§ **Requirement**
Locate the string "Plot" in the listing below. Copy every line where it is found.

§ **Records**
+++++

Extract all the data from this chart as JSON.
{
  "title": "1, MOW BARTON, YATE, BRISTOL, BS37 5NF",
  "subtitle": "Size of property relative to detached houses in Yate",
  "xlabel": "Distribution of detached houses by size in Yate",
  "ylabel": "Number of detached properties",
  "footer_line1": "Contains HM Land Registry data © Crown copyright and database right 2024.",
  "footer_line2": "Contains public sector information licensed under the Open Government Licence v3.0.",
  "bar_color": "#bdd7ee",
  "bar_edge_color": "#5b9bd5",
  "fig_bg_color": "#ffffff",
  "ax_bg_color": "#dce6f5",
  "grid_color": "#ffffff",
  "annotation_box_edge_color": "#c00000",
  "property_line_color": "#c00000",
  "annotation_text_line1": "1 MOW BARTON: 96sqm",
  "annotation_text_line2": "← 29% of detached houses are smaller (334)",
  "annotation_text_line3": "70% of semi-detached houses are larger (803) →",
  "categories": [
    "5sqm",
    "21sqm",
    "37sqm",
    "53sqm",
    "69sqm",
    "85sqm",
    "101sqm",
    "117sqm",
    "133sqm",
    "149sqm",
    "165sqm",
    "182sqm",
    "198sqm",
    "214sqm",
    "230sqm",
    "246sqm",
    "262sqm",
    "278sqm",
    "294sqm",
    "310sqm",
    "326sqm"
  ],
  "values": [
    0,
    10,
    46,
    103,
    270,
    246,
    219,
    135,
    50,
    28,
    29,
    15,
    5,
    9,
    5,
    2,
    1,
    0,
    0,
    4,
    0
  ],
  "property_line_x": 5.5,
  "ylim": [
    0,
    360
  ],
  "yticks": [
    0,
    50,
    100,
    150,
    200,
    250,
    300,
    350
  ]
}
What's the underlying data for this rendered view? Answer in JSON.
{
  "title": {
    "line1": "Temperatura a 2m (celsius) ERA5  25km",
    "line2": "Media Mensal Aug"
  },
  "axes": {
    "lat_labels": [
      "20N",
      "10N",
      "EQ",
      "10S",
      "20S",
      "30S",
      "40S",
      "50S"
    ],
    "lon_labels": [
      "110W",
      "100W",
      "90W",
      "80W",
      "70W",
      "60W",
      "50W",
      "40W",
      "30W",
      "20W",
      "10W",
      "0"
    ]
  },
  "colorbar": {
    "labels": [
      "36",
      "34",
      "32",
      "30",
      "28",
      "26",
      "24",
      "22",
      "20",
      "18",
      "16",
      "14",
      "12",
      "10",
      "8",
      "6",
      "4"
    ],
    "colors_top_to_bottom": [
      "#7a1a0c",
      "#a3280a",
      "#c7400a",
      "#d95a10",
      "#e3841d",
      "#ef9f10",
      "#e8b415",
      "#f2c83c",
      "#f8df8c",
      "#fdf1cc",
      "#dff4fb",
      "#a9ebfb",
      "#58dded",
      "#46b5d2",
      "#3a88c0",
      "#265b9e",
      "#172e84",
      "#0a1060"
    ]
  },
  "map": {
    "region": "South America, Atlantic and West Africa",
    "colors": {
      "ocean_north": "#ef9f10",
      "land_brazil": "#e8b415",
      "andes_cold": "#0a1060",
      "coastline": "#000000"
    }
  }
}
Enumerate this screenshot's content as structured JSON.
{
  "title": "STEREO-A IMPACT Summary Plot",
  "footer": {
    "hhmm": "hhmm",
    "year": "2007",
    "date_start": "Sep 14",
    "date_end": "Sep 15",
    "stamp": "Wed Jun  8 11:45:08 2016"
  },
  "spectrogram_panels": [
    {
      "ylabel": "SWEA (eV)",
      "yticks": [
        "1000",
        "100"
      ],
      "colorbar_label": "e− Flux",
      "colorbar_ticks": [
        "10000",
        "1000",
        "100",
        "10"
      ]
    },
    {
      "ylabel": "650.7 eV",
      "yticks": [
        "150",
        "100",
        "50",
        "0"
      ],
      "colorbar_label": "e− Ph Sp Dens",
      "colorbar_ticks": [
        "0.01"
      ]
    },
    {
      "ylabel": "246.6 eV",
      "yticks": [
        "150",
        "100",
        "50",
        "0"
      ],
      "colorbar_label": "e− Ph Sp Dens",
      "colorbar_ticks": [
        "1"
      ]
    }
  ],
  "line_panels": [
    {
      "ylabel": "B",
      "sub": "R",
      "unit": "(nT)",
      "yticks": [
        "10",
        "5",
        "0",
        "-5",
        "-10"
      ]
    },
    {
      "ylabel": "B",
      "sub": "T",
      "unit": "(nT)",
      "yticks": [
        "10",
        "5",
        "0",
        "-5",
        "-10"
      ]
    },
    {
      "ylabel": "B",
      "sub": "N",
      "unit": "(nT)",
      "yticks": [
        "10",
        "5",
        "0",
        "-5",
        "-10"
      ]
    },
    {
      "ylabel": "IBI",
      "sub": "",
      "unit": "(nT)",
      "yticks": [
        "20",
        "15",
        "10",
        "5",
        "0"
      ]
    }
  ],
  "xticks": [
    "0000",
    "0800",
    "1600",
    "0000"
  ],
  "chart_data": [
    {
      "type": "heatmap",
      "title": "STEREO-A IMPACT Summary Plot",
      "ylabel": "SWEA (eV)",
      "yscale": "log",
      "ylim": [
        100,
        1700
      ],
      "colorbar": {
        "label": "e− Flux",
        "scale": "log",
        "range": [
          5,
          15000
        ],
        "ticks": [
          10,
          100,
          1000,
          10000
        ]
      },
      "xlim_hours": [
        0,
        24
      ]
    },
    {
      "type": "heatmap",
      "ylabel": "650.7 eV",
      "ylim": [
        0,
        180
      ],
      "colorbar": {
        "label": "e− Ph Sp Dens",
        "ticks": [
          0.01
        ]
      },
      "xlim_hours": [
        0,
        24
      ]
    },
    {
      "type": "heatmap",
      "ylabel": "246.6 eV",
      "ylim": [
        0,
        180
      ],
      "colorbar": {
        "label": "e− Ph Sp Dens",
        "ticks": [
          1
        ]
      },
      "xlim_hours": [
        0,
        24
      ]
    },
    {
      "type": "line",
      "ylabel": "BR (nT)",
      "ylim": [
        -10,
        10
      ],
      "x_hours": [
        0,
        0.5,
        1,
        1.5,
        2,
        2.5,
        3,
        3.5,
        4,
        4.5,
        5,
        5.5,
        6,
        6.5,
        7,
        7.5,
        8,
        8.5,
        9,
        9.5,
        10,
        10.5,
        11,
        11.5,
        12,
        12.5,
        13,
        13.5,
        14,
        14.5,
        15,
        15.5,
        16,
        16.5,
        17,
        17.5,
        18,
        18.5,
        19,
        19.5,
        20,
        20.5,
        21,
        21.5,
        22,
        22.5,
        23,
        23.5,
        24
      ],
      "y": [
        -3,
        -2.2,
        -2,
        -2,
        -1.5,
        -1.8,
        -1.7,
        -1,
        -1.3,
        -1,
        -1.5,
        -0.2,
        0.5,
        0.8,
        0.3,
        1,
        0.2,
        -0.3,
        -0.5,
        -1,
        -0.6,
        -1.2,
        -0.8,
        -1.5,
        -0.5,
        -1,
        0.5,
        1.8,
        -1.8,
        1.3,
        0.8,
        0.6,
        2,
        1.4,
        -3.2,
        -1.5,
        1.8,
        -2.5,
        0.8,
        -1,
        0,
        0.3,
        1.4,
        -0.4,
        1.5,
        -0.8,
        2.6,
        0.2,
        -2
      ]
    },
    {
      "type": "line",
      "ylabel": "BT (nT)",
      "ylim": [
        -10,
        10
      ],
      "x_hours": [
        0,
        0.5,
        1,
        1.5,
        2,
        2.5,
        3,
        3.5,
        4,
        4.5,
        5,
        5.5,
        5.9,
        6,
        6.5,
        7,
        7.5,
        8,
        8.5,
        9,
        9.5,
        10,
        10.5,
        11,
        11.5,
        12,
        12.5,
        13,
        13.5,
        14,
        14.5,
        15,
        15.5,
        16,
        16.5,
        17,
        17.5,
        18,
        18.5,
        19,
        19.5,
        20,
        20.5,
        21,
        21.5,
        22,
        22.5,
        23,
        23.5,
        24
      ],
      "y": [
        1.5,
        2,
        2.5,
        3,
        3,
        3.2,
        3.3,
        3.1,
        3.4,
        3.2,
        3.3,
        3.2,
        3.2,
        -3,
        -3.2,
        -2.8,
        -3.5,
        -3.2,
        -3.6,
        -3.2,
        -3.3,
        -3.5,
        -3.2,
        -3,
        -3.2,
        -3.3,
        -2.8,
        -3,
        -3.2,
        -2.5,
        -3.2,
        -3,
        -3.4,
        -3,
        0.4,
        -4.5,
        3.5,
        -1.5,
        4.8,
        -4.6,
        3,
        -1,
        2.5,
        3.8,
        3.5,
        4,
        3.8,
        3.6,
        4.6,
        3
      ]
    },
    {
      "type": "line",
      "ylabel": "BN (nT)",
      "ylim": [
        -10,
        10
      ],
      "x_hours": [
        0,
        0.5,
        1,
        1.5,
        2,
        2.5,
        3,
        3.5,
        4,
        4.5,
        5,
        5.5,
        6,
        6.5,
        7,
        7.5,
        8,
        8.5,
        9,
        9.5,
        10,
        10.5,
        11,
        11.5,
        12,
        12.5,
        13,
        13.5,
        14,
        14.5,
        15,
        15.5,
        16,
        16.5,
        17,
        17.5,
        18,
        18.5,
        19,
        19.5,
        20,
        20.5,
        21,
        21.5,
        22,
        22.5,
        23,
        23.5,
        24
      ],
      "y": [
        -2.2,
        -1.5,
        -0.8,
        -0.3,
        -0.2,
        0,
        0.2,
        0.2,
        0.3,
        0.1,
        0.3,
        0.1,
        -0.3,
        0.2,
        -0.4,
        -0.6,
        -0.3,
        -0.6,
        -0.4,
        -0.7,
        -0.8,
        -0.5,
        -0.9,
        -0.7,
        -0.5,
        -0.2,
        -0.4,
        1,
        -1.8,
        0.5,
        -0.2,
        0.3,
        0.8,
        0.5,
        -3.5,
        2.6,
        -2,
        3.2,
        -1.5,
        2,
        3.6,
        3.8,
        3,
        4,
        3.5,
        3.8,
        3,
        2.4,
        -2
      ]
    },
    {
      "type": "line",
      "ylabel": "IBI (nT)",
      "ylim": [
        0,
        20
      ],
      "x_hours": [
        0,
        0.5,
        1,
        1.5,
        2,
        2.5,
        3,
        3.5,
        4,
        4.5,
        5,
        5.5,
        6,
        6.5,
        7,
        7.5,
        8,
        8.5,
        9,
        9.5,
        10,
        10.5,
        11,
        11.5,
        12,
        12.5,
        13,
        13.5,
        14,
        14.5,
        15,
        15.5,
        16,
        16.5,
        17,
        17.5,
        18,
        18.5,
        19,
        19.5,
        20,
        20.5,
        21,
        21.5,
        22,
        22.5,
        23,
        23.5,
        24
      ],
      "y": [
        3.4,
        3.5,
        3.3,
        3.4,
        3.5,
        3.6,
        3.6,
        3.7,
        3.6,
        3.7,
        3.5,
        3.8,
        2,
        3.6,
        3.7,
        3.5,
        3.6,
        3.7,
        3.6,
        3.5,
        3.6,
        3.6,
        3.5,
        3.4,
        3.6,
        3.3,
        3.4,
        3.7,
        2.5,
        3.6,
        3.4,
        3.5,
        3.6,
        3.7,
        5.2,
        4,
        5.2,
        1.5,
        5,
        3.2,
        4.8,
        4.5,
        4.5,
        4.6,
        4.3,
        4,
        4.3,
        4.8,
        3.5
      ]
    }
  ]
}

+++++

§ **The solution**
  "title": "STEREO-A IMPACT Summary Plot",
      "title": "STEREO-A IMPACT Summary Plot",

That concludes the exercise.